TASK TO COMPLETE:
Each entry below is to be extracted exactly.

Records excerpted from a collection
_ _ _ _

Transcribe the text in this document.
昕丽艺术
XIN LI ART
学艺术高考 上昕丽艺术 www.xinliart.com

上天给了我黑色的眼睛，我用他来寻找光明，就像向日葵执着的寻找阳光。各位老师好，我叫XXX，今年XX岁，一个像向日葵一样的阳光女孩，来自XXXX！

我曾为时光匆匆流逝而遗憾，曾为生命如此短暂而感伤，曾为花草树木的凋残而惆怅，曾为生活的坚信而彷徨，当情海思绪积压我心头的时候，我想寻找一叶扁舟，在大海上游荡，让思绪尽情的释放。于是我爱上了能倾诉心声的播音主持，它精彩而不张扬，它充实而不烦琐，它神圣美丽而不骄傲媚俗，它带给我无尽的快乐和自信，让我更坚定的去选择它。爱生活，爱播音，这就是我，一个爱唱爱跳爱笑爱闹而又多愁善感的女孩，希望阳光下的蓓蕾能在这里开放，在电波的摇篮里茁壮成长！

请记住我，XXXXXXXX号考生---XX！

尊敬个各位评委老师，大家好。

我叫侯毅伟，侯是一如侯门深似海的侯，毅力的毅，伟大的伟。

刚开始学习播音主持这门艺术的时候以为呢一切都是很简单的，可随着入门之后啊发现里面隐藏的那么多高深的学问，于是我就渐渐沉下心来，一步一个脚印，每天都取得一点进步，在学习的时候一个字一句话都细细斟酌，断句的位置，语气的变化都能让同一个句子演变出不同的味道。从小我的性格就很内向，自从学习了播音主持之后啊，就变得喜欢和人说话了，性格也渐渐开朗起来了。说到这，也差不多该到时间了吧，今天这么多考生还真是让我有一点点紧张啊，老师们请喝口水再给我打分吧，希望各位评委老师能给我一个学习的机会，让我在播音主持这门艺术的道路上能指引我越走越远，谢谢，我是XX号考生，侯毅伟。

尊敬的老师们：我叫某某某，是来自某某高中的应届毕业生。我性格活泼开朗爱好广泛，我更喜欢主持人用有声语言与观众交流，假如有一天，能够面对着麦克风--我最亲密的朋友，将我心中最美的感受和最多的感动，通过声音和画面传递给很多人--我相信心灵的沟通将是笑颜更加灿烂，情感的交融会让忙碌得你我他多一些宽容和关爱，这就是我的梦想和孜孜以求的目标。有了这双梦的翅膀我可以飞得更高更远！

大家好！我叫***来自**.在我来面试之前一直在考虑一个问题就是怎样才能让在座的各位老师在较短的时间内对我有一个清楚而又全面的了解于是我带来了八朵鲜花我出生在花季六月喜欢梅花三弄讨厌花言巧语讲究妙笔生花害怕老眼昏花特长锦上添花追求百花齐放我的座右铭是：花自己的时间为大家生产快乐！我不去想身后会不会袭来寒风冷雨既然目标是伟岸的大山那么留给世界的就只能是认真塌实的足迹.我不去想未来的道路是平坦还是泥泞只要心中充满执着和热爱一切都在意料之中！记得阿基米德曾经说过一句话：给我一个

_ _ _ _

REPLY:
Transcribe the text in this document.
昕丽艺术
XIN LI ART
学艺术高考 上昕丽艺术 www.xinliart.com

上天给了我黑色的眼睛，我用他来寻找光明，就像向日葵执着的寻找阳光。各位老师好，我叫XXX，今年XX岁，一个像向日葵一样的阳光女孩，来自XXXX！

我曾为时光匆匆流逝而遗憾，曾为生命如此短暂而感伤，曾为花草树木的凋残而惆怅，曾为生活的坚信而彷徨，当情海思绪积压我心头的时候，我想寻找一叶扁舟，在大海上游荡，让思绪尽情的释放。于是我爱上了能倾诉心声的播音主持，它精彩而不张扬，它充实而不烦琐，它神圣美丽而不骄傲媚俗，它带给我无尽的快乐和自信，让我更坚定的去选择它。爱生活，爱播音，这就是我，一个爱唱爱跳爱笑爱闹而又多愁善感的女孩，希望阳光下的蓓蕾能在这里开放，在电波的摇篮里茁壮成长！

请记住我，XXXXXXXX号考生---XX！

尊敬个各位评委老师，大家好。

我叫侯毅伟，侯是一如侯门深似海的侯，毅力的毅，伟大的伟。

刚开始学习播音主持这门艺术的时候以为呢一切都是很简单的，可随着入门之后啊发现里面隐藏的那么多高深的学问，于是我就渐渐沉下心来，一步一个脚印，每天都取得一点进步，在学习的时候一个字一句话都细细斟酌，断句的位置，语气的变化都能让同一个句子演变出不同的味道。从小我的性格就很内向，自从学习了播音主持之后啊，就变得喜欢和人说话了，性格也渐渐开朗起来了。说到这，也差不多该到时间了吧，今天这么多考生还真是让我有一点点紧张啊，老师们请喝口水再给我打分吧，希望各位评委老师能给我一个学习的机会，让我在播音主持这门艺术的道路上能指引我越走越远，谢谢，我是XX号考生，侯毅伟。

尊敬的老师们：我叫某某某，是来自某某高中的应届毕业生。我性格活泼开朗爱好广泛，我更喜欢主持人用有声语言与观众交流，假如有一天，能够面对着麦克风--我最亲密的朋友，将我心中最美的感受和最多的感动，通过声音和画面传递给很多人--我相信心灵的沟通将是笑颜更加灿烂，情感的交融会让忙碌得你我他多一些宽容和关爱，这就是我的梦想和孜孜以求的目标。有了这双梦的翅膀我可以飞得更高更远！

大家好！我叫***来自**.在我来面试之前一直在考虑一个问题就是怎样才能让在座的各位老师在较短的时间内对我有一个清楚而又全面的了解于是我带来了八朵鲜花我出生在花季六月喜欢梅花三弄讨厌花言巧语讲究妙笔生花害怕老眼昏花特长锦上添花追求百花齐放我的座右铭是：花自己的时间为大家生产快乐！我不去想身后会不会袭来寒风冷雨既然目标是伟岸的大山那么留给世界的就只能是认真塌实的足迹.我不去想未来的道路是平坦还是泥泞只要心中充满执着和热爱一切都在意料之中！记得阿基米德曾经说过一句话：给我一个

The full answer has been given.